'''

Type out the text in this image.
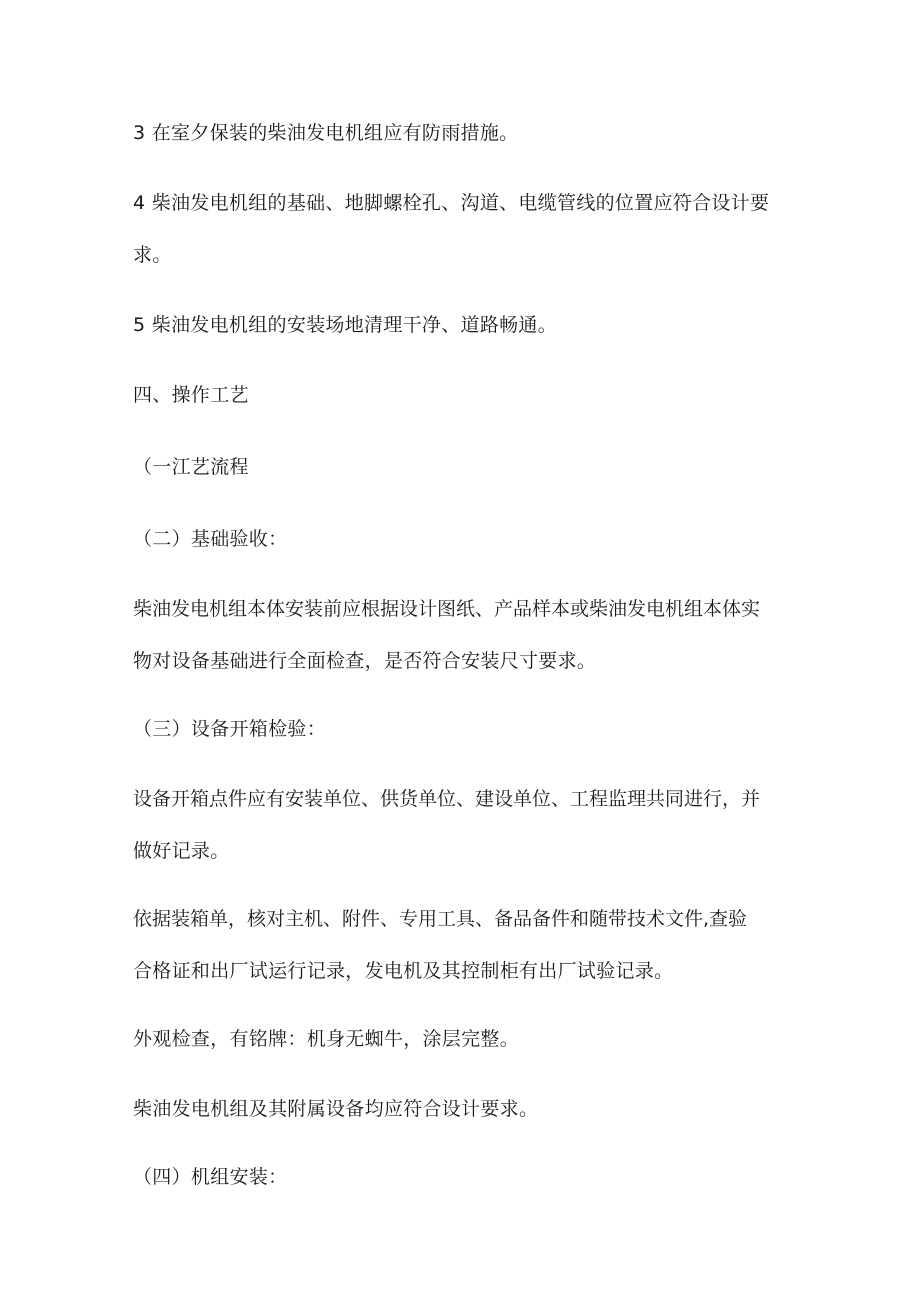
3 在室夕保装的柴油发电机组应有防雨措施。
4 柴油发电机组的基础、地脚螺栓孔、沟道、电缆管线的位置应符合设计要
求。
5 柴油发电机组的安装场地清理干净、道路畅通。
四、操作工艺
（一江艺流程
（二）基础验收：
柴油发电机组本体安装前应根据设计图纸、产品样本或柴油发电机组本体实
物对设备基础进行全面检查，是否符合安装尺寸要求。
（三）设备开箱检验：
设备开箱点件应有安装单位、供货单位、建设单位、工程监理共同进行，并
做好记录。
依据装箱单，核对主机、附件、专用工具、备品备件和随带技术文件,查验
合格证和出厂试运行记录，发电机及其控制柜有出厂试验记录。
外观检查，有铭牌：机身无蜘牛，涂层完整。
柴油发电机组及其附属设备均应符合设计要求。
（四）机组安装：
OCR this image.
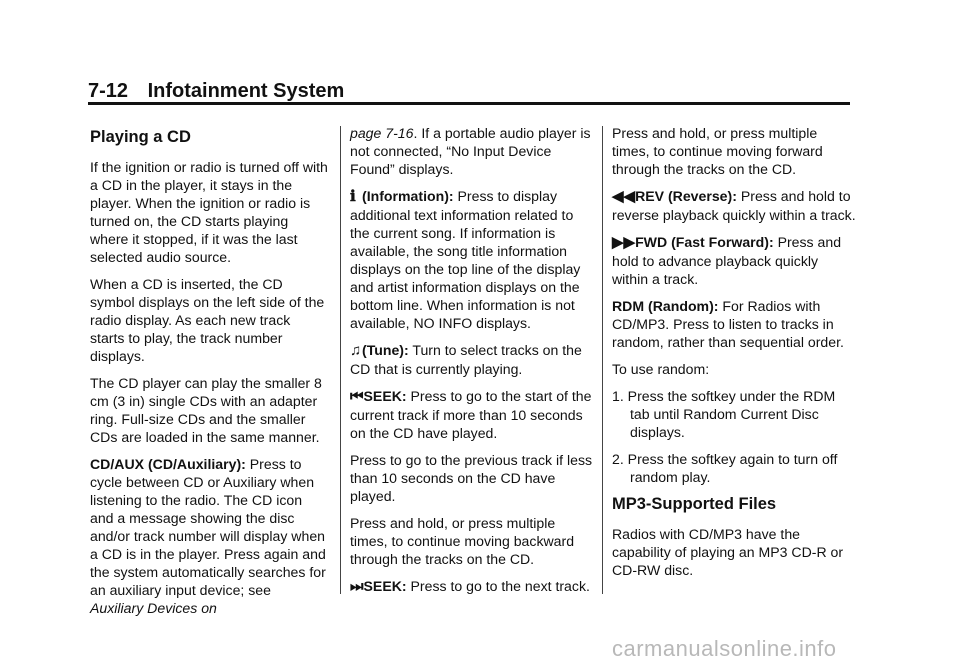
7-12 Infotainment System
Playing a CD

If the ignition or radio is turned off with a CD in the player, it stays in the player. When the ignition or radio is turned on, the CD starts playing where it stopped, if it was the last selected audio source.

When a CD is inserted, the CD symbol displays on the left side of the radio display. As each new track starts to play, the track number displays.

The CD player can play the smaller 8 cm (3 in) single CDs with an adapter ring. Full-size CDs and the smaller CDs are loaded in the same manner.

CD/AUX (CD/Auxiliary): Press to cycle between CD or Auxiliary when listening to the radio. The CD icon and a message showing the disc and/or track number will display when a CD is in the player. Press again and the system automatically searches for an auxiliary input device; see Auxiliary Devices on

page 7-16. If a portable audio player is not connected, “No Input Device Found” displays.

ℹ (Information): Press to display additional text information related to the current song. If information is available, the song title information displays on the top line of the display and artist information displays on the bottom line. When information is not available, NO INFO displays.

♫(Tune): Turn to select tracks on the CD that is currently playing.

⏮SEEK: Press to go to the start of the current track if more than 10 seconds on the CD have played.

Press to go to the previous track if less than 10 seconds on the CD have played.

Press and hold, or press multiple times, to continue moving backward through the tracks on the CD.

⏭SEEK: Press to go to the next track.

Press and hold, or press multiple times, to continue moving forward through the tracks on the CD.

◀◀REV (Reverse): Press and hold to reverse playback quickly within a track.

▶▶FWD (Fast Forward): Press and hold to advance playback quickly within a track.

RDM (Random): For Radios with CD/MP3. Press to listen to tracks in random, rather than sequential order.

To use random:

1. Press the softkey under the RDM tab until Random Current Disc displays.
2. Press the softkey again to turn off random play.
MP3-Supported Files

Radios with CD/MP3 have the capability of playing an MP3 CD-R or CD-RW disc.

carmanualsonline.info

'''

# [Required task]
Without the pictures, repeat all the records word for word.

# [Task result]
Type out the text in this image.
3 在室夕保装的柴油发电机组应有防雨措施。
4 柴油发电机组的基础、地脚螺栓孔、沟道、电缆管线的位置应符合设计要
求。
5 柴油发电机组的安装场地清理干净、道路畅通。
四、操作工艺
（一江艺流程
（二）基础验收：
柴油发电机组本体安装前应根据设计图纸、产品样本或柴油发电机组本体实
物对设备基础进行全面检查，是否符合安装尺寸要求。
（三）设备开箱检验：
设备开箱点件应有安装单位、供货单位、建设单位、工程监理共同进行，并
做好记录。
依据装箱单，核对主机、附件、专用工具、备品备件和随带技术文件,查验
合格证和出厂试运行记录，发电机及其控制柜有出厂试验记录。
外观检查，有铭牌：机身无蜘牛，涂层完整。
柴油发电机组及其附属设备均应符合设计要求。
（四）机组安装：
OCR this image.
7-12 Infotainment System
Playing a CD

If the ignition or radio is turned off with a CD in the player, it stays in the player. When the ignition or radio is turned on, the CD starts playing where it stopped, if it was the last selected audio source.

When a CD is inserted, the CD symbol displays on the left side of the radio display. As each new track starts to play, the track number displays.

The CD player can play the smaller 8 cm (3 in) single CDs with an adapter ring. Full-size CDs and the smaller CDs are loaded in the same manner.

CD/AUX (CD/Auxiliary): Press to cycle between CD or Auxiliary when listening to the radio. The CD icon and a message showing the disc and/or track number will display when a CD is in the player. Press again and the system automatically searches for an auxiliary input device; see Auxiliary Devices on

page 7-16. If a portable audio player is not connected, “No Input Device Found” displays.

ℹ (Information): Press to display additional text information related to the current song. If information is available, the song title information displays on the top line of the display and artist information displays on the bottom line. When information is not available, NO INFO displays.

♫(Tune): Turn to select tracks on the CD that is currently playing.

⏮SEEK: Press to go to the start of the current track if more than 10 seconds on the CD have played.

Press to go to the previous track if less than 10 seconds on the CD have played.

Press and hold, or press multiple times, to continue moving backward through the tracks on the CD.

⏭SEEK: Press to go to the next track.

Press and hold, or press multiple times, to continue moving forward through the tracks on the CD.

◀◀REV (Reverse): Press and hold to reverse playback quickly within a track.

▶▶FWD (Fast Forward): Press and hold to advance playback quickly within a track.

RDM (Random): For Radios with CD/MP3. Press to listen to tracks in random, rather than sequential order.

To use random:

1. Press the softkey under the RDM tab until Random Current Disc displays.
2. Press the softkey again to turn off random play.
MP3-Supported Files

Radios with CD/MP3 have the capability of playing an MP3 CD-R or CD-RW disc.

carmanualsonline.info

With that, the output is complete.